◆ **Objective**
Locate all lines in the data below that hold "screenshot" and show them.

[Dataset rows about figures]
+++
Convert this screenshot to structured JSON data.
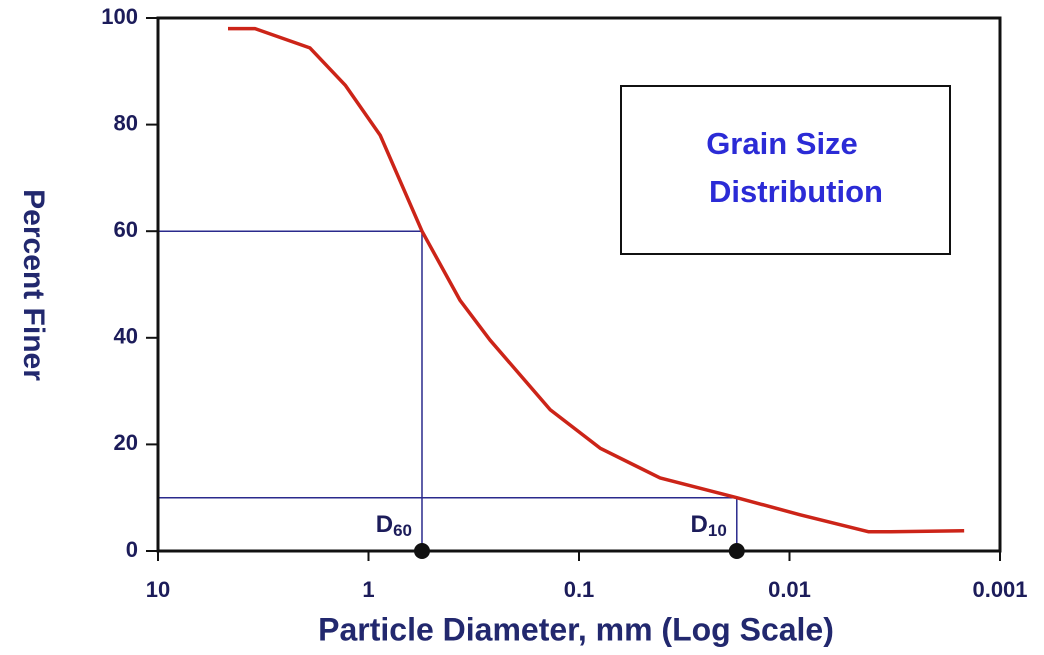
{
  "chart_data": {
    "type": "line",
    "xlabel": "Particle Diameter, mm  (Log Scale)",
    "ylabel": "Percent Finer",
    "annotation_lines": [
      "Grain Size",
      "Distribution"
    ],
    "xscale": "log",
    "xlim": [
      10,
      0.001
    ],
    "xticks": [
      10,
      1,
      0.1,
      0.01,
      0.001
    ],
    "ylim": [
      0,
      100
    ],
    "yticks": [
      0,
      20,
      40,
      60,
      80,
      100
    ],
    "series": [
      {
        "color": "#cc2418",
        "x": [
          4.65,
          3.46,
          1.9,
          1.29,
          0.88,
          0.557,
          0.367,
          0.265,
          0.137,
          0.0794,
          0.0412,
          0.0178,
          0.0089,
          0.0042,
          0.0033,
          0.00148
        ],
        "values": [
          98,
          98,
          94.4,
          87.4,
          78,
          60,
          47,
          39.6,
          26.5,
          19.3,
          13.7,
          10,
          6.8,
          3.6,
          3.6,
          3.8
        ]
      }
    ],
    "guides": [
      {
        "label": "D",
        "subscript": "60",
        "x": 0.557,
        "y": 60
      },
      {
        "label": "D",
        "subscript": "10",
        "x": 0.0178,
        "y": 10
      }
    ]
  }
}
+++
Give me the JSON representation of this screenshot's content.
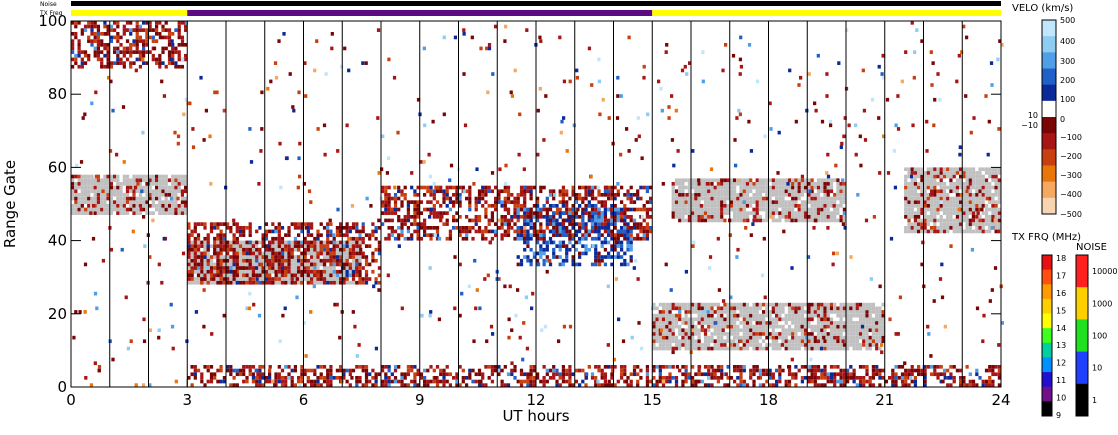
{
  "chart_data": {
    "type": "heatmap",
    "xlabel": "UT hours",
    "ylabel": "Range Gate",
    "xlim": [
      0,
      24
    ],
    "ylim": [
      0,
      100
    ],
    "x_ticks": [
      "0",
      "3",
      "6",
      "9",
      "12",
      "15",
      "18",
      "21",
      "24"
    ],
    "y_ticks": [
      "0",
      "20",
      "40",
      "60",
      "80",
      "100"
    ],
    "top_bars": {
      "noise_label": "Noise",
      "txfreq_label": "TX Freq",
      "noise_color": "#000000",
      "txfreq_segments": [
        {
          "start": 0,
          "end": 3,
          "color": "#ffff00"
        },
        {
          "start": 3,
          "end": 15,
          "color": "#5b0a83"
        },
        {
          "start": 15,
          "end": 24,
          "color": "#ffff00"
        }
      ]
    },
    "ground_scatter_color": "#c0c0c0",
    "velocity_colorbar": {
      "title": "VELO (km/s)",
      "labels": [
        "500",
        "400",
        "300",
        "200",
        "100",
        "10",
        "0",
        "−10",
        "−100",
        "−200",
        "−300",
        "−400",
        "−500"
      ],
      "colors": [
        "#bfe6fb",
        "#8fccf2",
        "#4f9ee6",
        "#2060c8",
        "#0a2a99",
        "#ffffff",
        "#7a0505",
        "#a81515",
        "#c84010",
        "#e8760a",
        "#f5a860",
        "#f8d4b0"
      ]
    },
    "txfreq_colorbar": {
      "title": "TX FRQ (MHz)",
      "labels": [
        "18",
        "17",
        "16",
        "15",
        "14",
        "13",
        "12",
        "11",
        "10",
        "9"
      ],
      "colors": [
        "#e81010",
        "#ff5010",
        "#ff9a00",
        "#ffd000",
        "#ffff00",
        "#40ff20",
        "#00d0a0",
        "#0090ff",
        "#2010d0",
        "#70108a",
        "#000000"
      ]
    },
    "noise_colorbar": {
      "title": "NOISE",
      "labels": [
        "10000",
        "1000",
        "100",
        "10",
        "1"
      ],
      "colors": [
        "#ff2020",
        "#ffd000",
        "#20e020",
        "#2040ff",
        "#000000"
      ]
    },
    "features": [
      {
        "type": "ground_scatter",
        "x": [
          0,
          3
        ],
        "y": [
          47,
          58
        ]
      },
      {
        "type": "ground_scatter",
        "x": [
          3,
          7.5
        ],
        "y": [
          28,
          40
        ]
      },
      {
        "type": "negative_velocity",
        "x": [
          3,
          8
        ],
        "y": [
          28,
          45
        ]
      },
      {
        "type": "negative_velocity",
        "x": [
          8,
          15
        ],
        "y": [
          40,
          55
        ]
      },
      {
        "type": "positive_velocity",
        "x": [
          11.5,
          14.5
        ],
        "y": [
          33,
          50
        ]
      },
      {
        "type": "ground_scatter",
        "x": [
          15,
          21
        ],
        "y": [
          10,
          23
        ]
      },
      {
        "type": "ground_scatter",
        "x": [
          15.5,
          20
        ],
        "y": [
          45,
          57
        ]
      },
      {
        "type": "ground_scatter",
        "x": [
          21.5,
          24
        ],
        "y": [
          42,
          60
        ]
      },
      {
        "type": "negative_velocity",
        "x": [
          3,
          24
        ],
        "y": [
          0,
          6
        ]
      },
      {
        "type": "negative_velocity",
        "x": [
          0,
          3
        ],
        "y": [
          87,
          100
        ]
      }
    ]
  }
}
+++
◆ **Response**
Convert this screenshot to structured JSON data.
Give me the JSON representation of this screenshot's content.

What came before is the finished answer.